> **Instruction 1**
Pull out every line in the records below that contains the string "ИЗМЕЂУ", matching case exactly.

> **Source passage**
========================================

Abstract:
This thesis aims to develop a computer vision system that can understand everyday human interactions with rich spatial information. Such systems can benefit VR/AR to perceive the reality and modify its virtual twin, and robotics to learn manipulation by watching human. Previous methods have been limited to constrained lab environment or pre-selected objects with known 3D shape. This thesis explores learning general interaction priors from large-scale data that can generalize to novel everyday scenes for both perception and prediction.

========================================

> **Instruction 2**
Write the next part of the thesis abstract above on understanding everyday human interactions, picking up after its last sentence.

========================================

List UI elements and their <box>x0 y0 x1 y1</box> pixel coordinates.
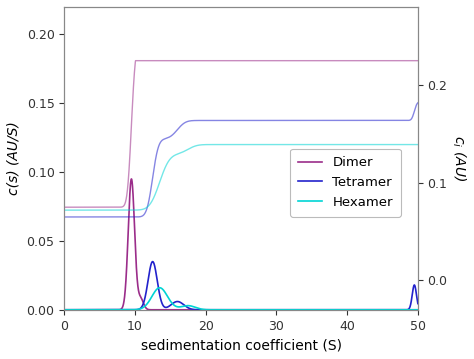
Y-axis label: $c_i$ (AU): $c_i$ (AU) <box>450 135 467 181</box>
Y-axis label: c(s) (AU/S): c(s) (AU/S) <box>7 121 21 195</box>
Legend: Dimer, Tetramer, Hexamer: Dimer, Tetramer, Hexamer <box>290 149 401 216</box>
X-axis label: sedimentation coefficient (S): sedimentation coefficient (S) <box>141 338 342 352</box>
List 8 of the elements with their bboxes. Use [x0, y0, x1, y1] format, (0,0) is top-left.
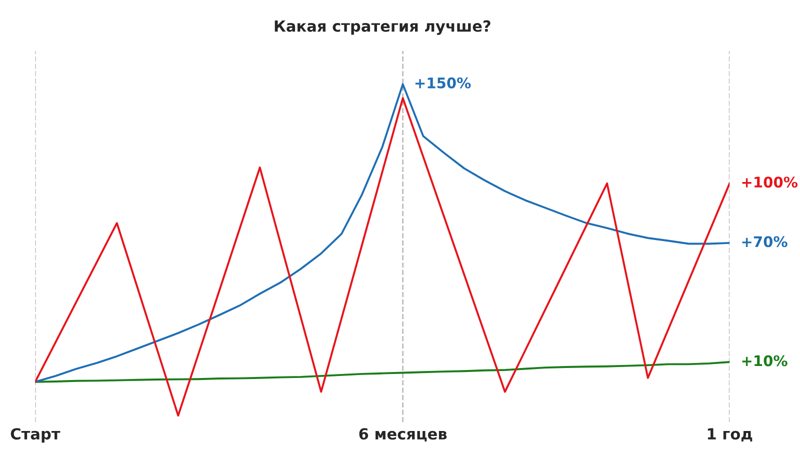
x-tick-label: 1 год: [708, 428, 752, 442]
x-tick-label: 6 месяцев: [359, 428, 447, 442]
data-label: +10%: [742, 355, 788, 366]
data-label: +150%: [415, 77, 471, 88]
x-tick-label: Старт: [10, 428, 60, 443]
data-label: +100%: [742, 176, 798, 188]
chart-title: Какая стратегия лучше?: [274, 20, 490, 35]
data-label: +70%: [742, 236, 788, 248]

========================================

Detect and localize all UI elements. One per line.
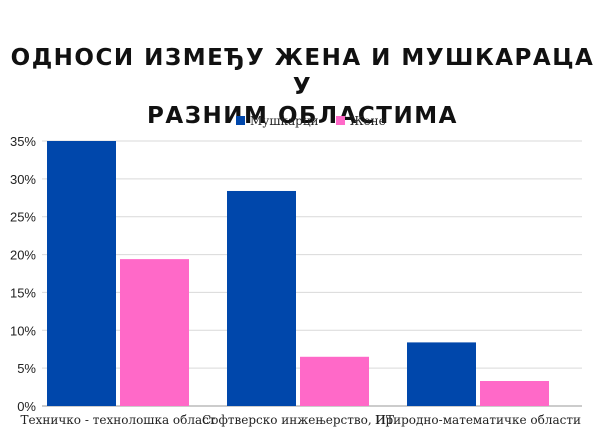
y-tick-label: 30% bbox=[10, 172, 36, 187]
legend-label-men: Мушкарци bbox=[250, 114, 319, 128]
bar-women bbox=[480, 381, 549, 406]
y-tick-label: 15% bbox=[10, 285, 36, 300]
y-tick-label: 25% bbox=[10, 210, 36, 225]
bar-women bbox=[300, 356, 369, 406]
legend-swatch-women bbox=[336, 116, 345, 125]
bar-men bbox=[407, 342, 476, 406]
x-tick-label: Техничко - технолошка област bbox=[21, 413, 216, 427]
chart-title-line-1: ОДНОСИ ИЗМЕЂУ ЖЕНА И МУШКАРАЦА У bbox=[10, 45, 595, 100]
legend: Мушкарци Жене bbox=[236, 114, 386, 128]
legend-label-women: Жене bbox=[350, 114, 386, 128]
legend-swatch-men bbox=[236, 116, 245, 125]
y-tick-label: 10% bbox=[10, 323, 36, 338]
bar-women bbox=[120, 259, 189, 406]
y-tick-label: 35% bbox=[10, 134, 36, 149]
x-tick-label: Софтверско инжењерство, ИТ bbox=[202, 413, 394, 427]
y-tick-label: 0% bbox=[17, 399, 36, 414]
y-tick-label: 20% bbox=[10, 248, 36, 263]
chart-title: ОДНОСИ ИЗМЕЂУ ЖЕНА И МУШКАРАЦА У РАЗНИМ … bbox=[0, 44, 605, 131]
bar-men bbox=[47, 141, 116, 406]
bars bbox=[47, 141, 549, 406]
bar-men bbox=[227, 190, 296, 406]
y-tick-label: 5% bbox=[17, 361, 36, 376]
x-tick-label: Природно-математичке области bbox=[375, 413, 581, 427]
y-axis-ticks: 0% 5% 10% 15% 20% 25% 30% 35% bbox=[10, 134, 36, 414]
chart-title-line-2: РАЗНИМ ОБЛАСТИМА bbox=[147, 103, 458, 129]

========================================

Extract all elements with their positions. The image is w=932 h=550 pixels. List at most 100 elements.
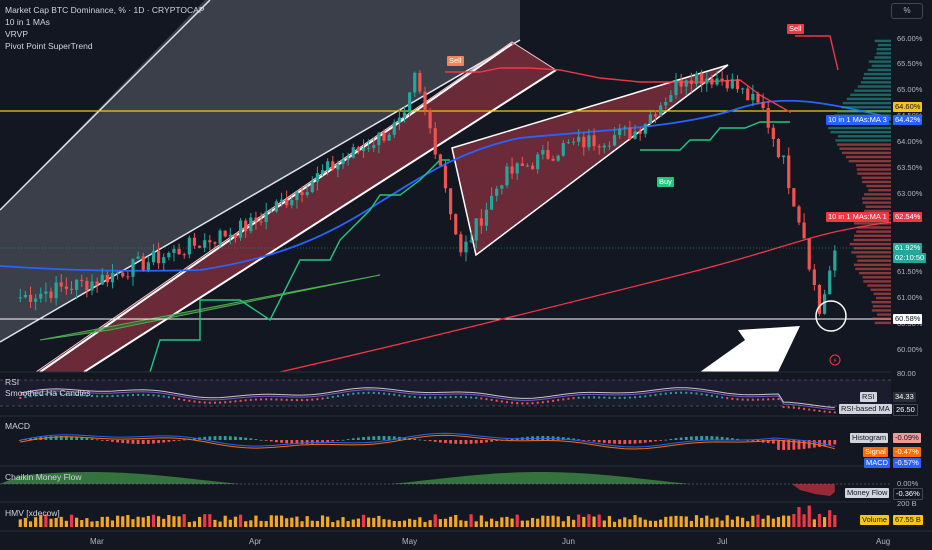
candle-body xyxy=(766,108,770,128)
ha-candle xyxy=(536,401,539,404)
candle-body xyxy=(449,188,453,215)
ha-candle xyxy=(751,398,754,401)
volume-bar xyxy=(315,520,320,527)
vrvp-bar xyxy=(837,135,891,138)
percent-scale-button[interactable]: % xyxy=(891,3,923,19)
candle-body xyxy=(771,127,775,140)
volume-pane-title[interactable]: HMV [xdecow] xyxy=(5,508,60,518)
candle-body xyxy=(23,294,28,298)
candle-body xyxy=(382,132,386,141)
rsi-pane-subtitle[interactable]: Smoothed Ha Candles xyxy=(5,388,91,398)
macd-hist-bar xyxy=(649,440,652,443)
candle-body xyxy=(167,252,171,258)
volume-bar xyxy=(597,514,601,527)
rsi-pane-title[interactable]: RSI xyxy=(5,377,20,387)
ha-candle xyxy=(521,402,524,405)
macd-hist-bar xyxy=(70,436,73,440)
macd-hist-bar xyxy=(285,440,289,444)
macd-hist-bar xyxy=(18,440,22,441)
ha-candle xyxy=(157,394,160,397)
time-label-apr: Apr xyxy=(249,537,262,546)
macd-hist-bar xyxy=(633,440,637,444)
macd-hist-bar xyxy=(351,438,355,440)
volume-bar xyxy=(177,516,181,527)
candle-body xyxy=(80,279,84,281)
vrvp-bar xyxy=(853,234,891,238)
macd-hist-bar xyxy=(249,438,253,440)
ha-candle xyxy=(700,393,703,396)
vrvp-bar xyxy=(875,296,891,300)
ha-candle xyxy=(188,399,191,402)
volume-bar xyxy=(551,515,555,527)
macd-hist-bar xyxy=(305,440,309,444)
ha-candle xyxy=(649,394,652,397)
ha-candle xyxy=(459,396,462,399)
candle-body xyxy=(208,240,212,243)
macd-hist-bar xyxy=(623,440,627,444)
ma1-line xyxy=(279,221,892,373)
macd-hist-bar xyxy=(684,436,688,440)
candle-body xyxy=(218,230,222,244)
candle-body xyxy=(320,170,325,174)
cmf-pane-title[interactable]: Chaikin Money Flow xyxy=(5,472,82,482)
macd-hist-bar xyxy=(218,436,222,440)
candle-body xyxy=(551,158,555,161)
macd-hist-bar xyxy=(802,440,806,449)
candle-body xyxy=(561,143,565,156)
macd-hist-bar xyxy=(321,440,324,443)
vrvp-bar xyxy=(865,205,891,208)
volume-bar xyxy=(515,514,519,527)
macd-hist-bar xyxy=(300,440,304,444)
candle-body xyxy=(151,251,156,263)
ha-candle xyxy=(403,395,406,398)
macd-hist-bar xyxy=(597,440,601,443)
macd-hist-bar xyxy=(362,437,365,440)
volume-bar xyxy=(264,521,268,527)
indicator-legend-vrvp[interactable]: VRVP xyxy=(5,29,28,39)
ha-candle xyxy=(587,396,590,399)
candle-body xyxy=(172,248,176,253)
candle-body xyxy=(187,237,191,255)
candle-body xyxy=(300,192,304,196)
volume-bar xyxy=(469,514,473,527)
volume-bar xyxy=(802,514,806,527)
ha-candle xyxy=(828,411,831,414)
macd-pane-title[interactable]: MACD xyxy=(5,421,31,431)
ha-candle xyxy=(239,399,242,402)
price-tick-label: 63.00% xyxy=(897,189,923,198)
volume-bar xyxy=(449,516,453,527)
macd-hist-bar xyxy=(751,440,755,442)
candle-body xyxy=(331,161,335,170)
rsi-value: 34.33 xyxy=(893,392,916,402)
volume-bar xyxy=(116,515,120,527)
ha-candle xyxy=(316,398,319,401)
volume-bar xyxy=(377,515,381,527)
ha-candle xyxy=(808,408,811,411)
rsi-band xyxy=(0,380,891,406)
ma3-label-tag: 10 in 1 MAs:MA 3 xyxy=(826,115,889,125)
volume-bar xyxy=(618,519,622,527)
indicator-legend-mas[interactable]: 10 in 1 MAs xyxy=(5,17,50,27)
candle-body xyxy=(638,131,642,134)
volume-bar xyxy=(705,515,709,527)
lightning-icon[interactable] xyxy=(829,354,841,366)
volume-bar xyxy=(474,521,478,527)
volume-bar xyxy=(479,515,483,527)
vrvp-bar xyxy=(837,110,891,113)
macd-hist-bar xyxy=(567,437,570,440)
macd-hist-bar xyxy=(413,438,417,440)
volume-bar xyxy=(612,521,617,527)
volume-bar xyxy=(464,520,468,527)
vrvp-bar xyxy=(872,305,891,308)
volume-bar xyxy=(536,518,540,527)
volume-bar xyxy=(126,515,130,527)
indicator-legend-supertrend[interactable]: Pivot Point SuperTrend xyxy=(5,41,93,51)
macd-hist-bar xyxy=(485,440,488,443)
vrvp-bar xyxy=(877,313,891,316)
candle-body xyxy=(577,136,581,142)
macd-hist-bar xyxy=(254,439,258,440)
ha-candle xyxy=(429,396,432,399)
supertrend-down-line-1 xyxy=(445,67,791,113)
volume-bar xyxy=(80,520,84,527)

========================================

> **Expected answer 1**
chart-title-line-1: ОДНОСИ ИЗМЕЂУ ЖЕНА И МУШКАРАЦА У bbox=[10, 45, 595, 100]
chart-title: ОДНОСИ ИЗМЕЂУ ЖЕНА И МУШКАРАЦА У РАЗНИМ … bbox=[0, 44, 605, 131]

> **Expected answer 2**
The thesis is divided into two parts. The first part focuses on reconstructing interactions in 3D space for generic objects by leveraging hand-object interaction prior. The second part focuses on interaction prediction, including predicting spatial arrangements of human-object interactions and hallucinating possible interaction dynamics for scenes with multiple entities. The proposed work extends the pre-thesis works from single images to videos. We first present preliminary results of reconstructing interactions from everyday video clips. We propose a method to incorporate both multi-view signals and learning priors to understand every video clips that display heavy mutual occlusion and limited viewpoint variations. Then, we will discuss challenges and future works to scale interaction understanding from clips of a few seconds to videos of a few minutes.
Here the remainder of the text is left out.